** GOAL OF THE EXERCISE **
Sift the listing for lines that hold the string "this" and pull them out.

** GIVEN RECORDS **
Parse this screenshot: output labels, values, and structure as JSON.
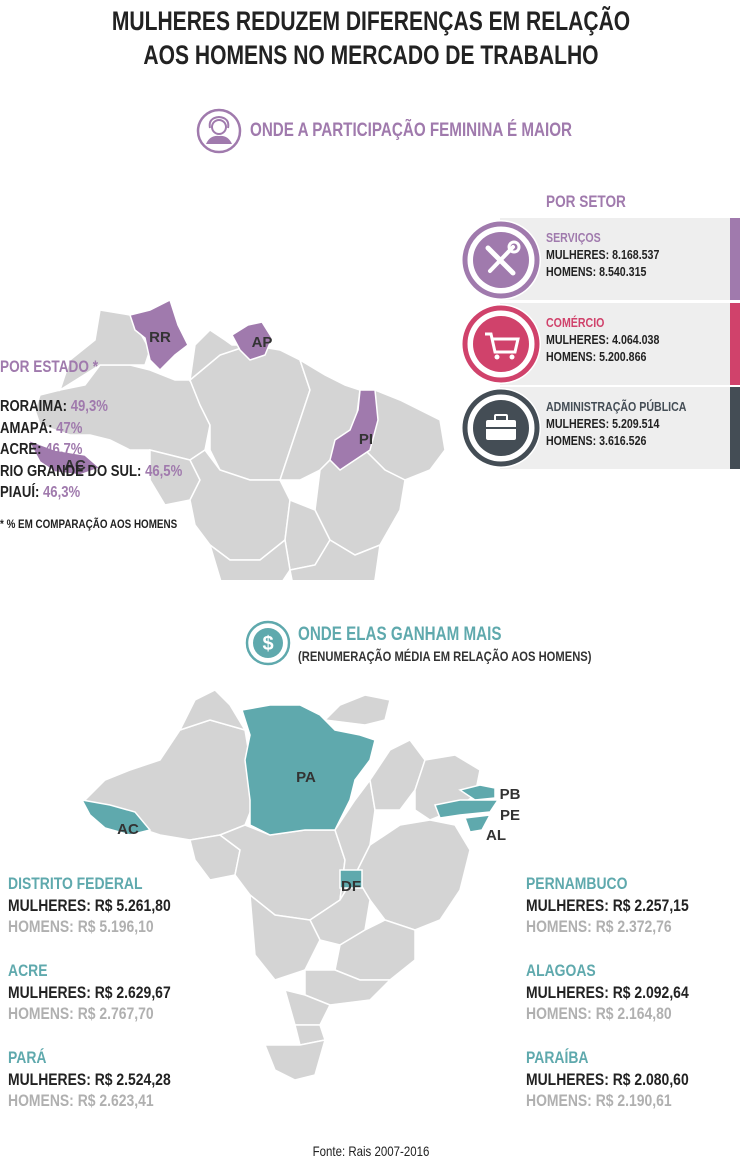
{
  "title_line1": "MULHERES REDUZEM DIFERENÇAS EM RELAÇÃO",
  "title_line2": "AOS HOMENS NO MERCADO DE TRABALHO",
  "section1": {
    "heading": "ONDE A PARTICIPAÇÃO FEMININA É MAIOR",
    "map_labels": {
      "rr": "RR",
      "ap": "AP",
      "pi": "PI",
      "ac": "AC",
      "rs": "RS"
    },
    "by_state_title": "POR ESTADO *",
    "states": [
      {
        "name": "RORAIMA:",
        "value": "49,3%"
      },
      {
        "name": "AMAPÁ:",
        "value": "47%"
      },
      {
        "name": "ACRE:",
        "value": "46,7%"
      },
      {
        "name": "RIO GRANDE DO SUL:",
        "value": "46,5%"
      },
      {
        "name": "PIAUÍ:",
        "value": "46,3%"
      }
    ],
    "note": "* % EM COMPARAÇÃO AOS HOMENS",
    "by_sector_title": "POR SETOR",
    "sectors": [
      {
        "name": "SERVIÇOS",
        "women": "MULHERES: 8.168.537",
        "men": "HOMENS: 8.540.315",
        "color": "#a07aad",
        "icon": "tools-icon"
      },
      {
        "name": "COMÉRCIO",
        "women": "MULHERES: 4.064.038",
        "men": "HOMENS: 5.200.866",
        "color": "#d0426b",
        "icon": "cart-icon"
      },
      {
        "name": "ADMINISTRAÇÃO PÚBLICA",
        "women": "MULHERES: 5.209.514",
        "men": "HOMENS: 3.616.526",
        "color": "#444d55",
        "icon": "briefcase-icon"
      }
    ]
  },
  "section2": {
    "heading": "ONDE ELAS GANHAM MAIS",
    "subheading": "(RENUMERAÇÃO MÉDIA EM RELAÇÃO AOS HOMENS)",
    "map_labels": {
      "pa": "PA",
      "ac": "AC",
      "df": "DF",
      "pb": "PB",
      "pe": "PE",
      "al": "AL"
    },
    "left": [
      {
        "state": "DISTRITO FEDERAL",
        "women": "MULHERES: R$ 5.261,80",
        "men": "HOMENS: R$ 5.196,10"
      },
      {
        "state": "ACRE",
        "women": "MULHERES: R$ 2.629,67",
        "men": "HOMENS: R$ 2.767,70"
      },
      {
        "state": "PARÁ",
        "women": "MULHERES: R$ 2.524,28",
        "men": "HOMENS: R$  2.623,41"
      }
    ],
    "right": [
      {
        "state": "PERNAMBUCO",
        "women": "MULHERES: R$ 2.257,15",
        "men": "HOMENS: R$ 2.372,76"
      },
      {
        "state": "ALAGOAS",
        "women": "MULHERES: R$ 2.092,64",
        "men": "HOMENS: R$ 2.164,80"
      },
      {
        "state": "PARAÍBA",
        "women": "MULHERES: R$ 2.080,60",
        "men": "HOMENS: R$ 2.190,61"
      }
    ]
  },
  "source": "Fonte: Rais 2007-2016",
  "colors": {
    "purple": "#a07aad",
    "teal": "#5fa9ad",
    "map_gray": "#d4d4d4",
    "magenta": "#d0426b",
    "dark": "#444d55"
  }
}
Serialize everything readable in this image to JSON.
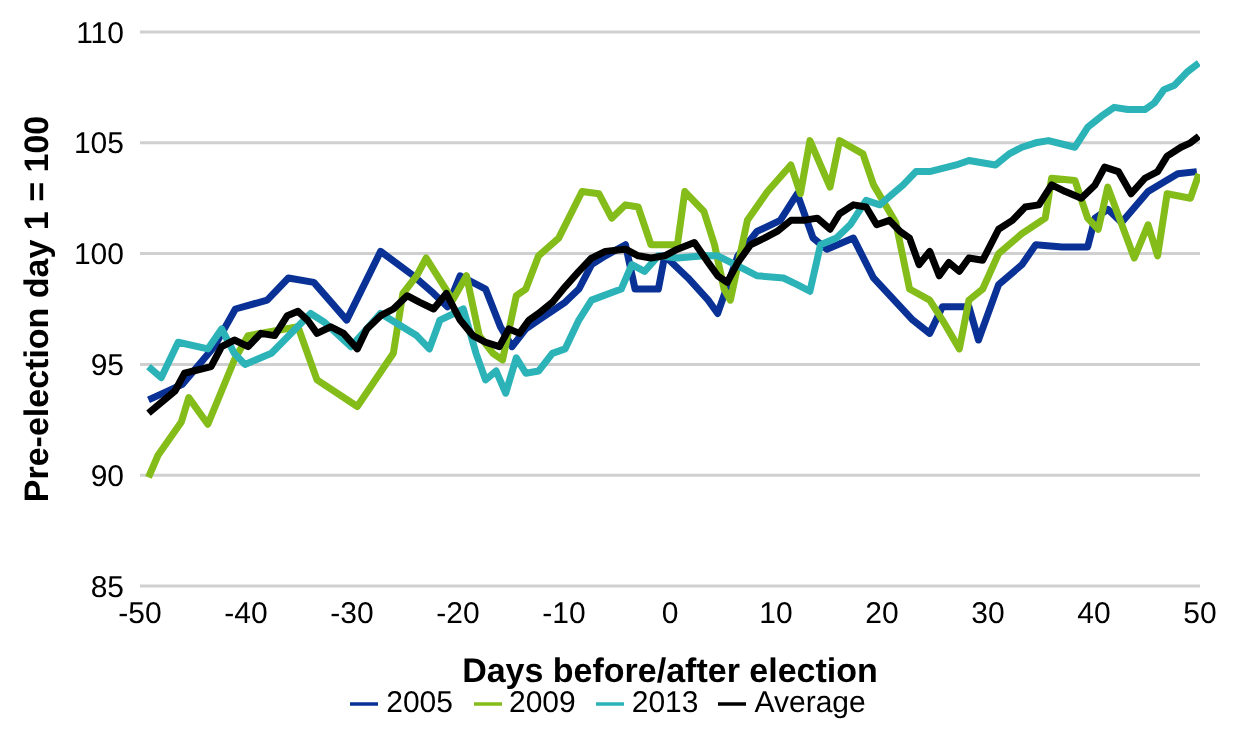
{
  "chart_data": {
    "type": "line",
    "xlabel": "Days before/after election",
    "ylabel": "Pre-election day 1 = 100",
    "xlim": [
      -50,
      50
    ],
    "xticks": [
      -50,
      -40,
      -30,
      -20,
      -10,
      0,
      10,
      20,
      30,
      40,
      50
    ],
    "ylim": [
      85,
      110
    ],
    "yticks": [
      85,
      90,
      95,
      100,
      105,
      110
    ],
    "grid": "y",
    "legend": "bottom",
    "series": [
      {
        "name": "2005",
        "color": "#0a3296",
        "x": [
          -49.2,
          -46,
          -43,
          -41,
          -38,
          -36,
          -33.6,
          -30.5,
          -27.3,
          -24.2,
          -22.3,
          -21,
          -19.8,
          -17.4,
          -16,
          -14.9,
          -13.6,
          -12.4,
          -9.9,
          -8.6,
          -7.4,
          -6.1,
          -4.2,
          -3.3,
          -1.1,
          -0.5,
          1.7,
          3.6,
          4.5,
          6.4,
          8.2,
          10.4,
          12,
          13.5,
          14.8,
          17.3,
          19.2,
          22.9,
          24.5,
          25.7,
          28.2,
          29.1,
          31,
          33.2,
          34.5,
          37,
          39.4,
          40.1,
          41.3,
          42.6,
          45.1,
          47.9,
          49.7
        ],
        "values": [
          93.4,
          94.1,
          95.8,
          97.5,
          97.9,
          98.9,
          98.7,
          97,
          100.1,
          99,
          98.2,
          97.6,
          99,
          98.4,
          96.7,
          95.8,
          96.6,
          97,
          97.8,
          98.4,
          99.5,
          99.9,
          100.4,
          98.4,
          98.4,
          99.9,
          98.9,
          97.9,
          97.3,
          99.9,
          101,
          101.5,
          102.7,
          100.7,
          100.2,
          100.7,
          98.9,
          97,
          96.4,
          97.6,
          97.6,
          96.1,
          98.6,
          99.5,
          100.4,
          100.3,
          100.3,
          101.6,
          102,
          101.4,
          102.8,
          103.6,
          103.7
        ]
      },
      {
        "name": "2009",
        "color": "#84bd1a",
        "x": [
          -49.2,
          -48.3,
          -46.1,
          -45.4,
          -43.6,
          -41.1,
          -39.8,
          -35.1,
          -33.3,
          -29.5,
          -26.1,
          -25.2,
          -23.9,
          -23,
          -20.5,
          -19.2,
          -18,
          -16.7,
          -15.8,
          -14.5,
          -13.6,
          -12.4,
          -10.5,
          -8.3,
          -6.7,
          -5.5,
          -4.2,
          -3,
          -1.8,
          0.7,
          1.4,
          3.2,
          4.2,
          5.1,
          5.7,
          7.3,
          9.2,
          11.4,
          12.3,
          13.2,
          15.1,
          16,
          18.2,
          19.2,
          21.3,
          22.6,
          24.5,
          25.7,
          27.3,
          28.2,
          29.5,
          31,
          33.2,
          35.4,
          36,
          38.2,
          39.4,
          40.4,
          41.3,
          43.8,
          45.1,
          46,
          46.9,
          49.1,
          49.9
        ],
        "values": [
          89.9,
          90.9,
          92.4,
          93.5,
          92.3,
          95.2,
          96.3,
          96.7,
          94.3,
          93.1,
          95.5,
          98.2,
          99,
          99.8,
          97.9,
          99,
          96.3,
          95.5,
          95.2,
          98.1,
          98.4,
          99.9,
          100.7,
          102.8,
          102.7,
          101.6,
          102.2,
          102.1,
          100.4,
          100.4,
          102.8,
          101.9,
          100.4,
          98.4,
          97.9,
          101.5,
          102.8,
          104,
          102.7,
          105.1,
          103,
          105.1,
          104.5,
          103.1,
          101.4,
          98.4,
          97.9,
          97,
          95.7,
          97.9,
          98.4,
          100,
          100.9,
          101.6,
          103.4,
          103.3,
          101.6,
          101.1,
          103,
          99.8,
          101.3,
          99.9,
          102.7,
          102.5,
          103.6
        ]
      },
      {
        "name": "2013",
        "color": "#2bb3b8",
        "x": [
          -49.2,
          -48,
          -46.4,
          -43.6,
          -42.3,
          -41.1,
          -40.1,
          -37.6,
          -33.9,
          -32.6,
          -30.1,
          -28.6,
          -27.3,
          -23.9,
          -22.7,
          -21.7,
          -19.5,
          -18.3,
          -17.4,
          -16.4,
          -15.5,
          -14.5,
          -13.6,
          -12.4,
          -11.1,
          -9.9,
          -8.6,
          -7.4,
          -4.6,
          -3.6,
          -2.4,
          -1.1,
          0.7,
          3.2,
          4.5,
          7,
          8.2,
          10.7,
          12,
          13.2,
          14.2,
          15.7,
          17,
          18.5,
          19.8,
          21,
          22,
          23.2,
          24.5,
          27,
          28.2,
          30.7,
          32,
          33.2,
          34.5,
          35.7,
          38.2,
          39.4,
          40.7,
          41.9,
          43.2,
          44.8,
          45.7,
          46.6,
          47.6,
          48.8,
          49.9
        ],
        "values": [
          94.9,
          94.4,
          96,
          95.7,
          96.6,
          95.5,
          95,
          95.5,
          97.3,
          96.9,
          95.8,
          96.6,
          97.3,
          96.3,
          95.7,
          97,
          97.5,
          95.5,
          94.3,
          94.7,
          93.7,
          95.3,
          94.6,
          94.7,
          95.5,
          95.7,
          97,
          97.9,
          98.4,
          99.5,
          99.2,
          99.9,
          99.8,
          99.9,
          99.9,
          99.3,
          99,
          98.9,
          98.6,
          98.3,
          100.4,
          100.7,
          101.3,
          102.4,
          102.2,
          102.7,
          103.1,
          103.7,
          103.7,
          104,
          104.2,
          104,
          104.5,
          104.8,
          105,
          105.1,
          104.8,
          105.7,
          106.2,
          106.6,
          106.5,
          106.5,
          106.8,
          107.4,
          107.6,
          108.2,
          108.6
        ]
      },
      {
        "name": "Average",
        "color": "#000000",
        "x": [
          -49.2,
          -46.7,
          -45.8,
          -43.3,
          -42.3,
          -41.1,
          -39.8,
          -38.6,
          -37.3,
          -36.1,
          -35.1,
          -34.2,
          -33.3,
          -32,
          -30.8,
          -29.5,
          -28.6,
          -27.3,
          -26.1,
          -24.8,
          -23.6,
          -22.3,
          -21.1,
          -19.8,
          -18.6,
          -17.4,
          -16.1,
          -15.2,
          -14.2,
          -13.3,
          -12.4,
          -11.1,
          -9.9,
          -8.6,
          -7.4,
          -6.1,
          -4.2,
          -3,
          -1.8,
          -0.5,
          0.7,
          2.3,
          3.6,
          4.5,
          5.4,
          6.4,
          7.6,
          8.9,
          10.1,
          11.4,
          12.6,
          13.9,
          15.1,
          16,
          17.3,
          18.5,
          19.5,
          20.7,
          21.7,
          22.6,
          23.5,
          24.5,
          25.4,
          26.3,
          27.3,
          28.2,
          29.5,
          31,
          32.3,
          33.5,
          34.8,
          36,
          37.3,
          38.8,
          40.1,
          41,
          42.3,
          43.5,
          44.8,
          46,
          46.9,
          48.2,
          49.1,
          49.9
        ],
        "values": [
          92.8,
          93.8,
          94.6,
          94.9,
          95.8,
          96.1,
          95.8,
          96.4,
          96.3,
          97.2,
          97.4,
          97,
          96.4,
          96.7,
          96.4,
          95.7,
          96.6,
          97.2,
          97.5,
          98.1,
          97.8,
          97.5,
          98.2,
          97,
          96.3,
          96,
          95.8,
          96.6,
          96.4,
          97,
          97.3,
          97.8,
          98.5,
          99.2,
          99.8,
          100.1,
          100.2,
          99.9,
          99.8,
          99.9,
          100.2,
          100.5,
          99.6,
          99,
          98.7,
          99.6,
          100.4,
          100.7,
          101,
          101.5,
          101.5,
          101.6,
          101.1,
          101.8,
          102.2,
          102.1,
          101.3,
          101.5,
          101,
          100.7,
          99.5,
          100.1,
          99,
          99.6,
          99.2,
          99.8,
          99.7,
          101.1,
          101.5,
          102.1,
          102.2,
          103.1,
          102.8,
          102.5,
          103.1,
          103.9,
          103.7,
          102.7,
          103.4,
          103.7,
          104.4,
          104.8,
          105,
          105.3
        ]
      }
    ]
  }
}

** ANSWER BELOW **
Parse this screenshot: output labels, values, and structure as JSON.
Serialize everything readable in this image to JSON.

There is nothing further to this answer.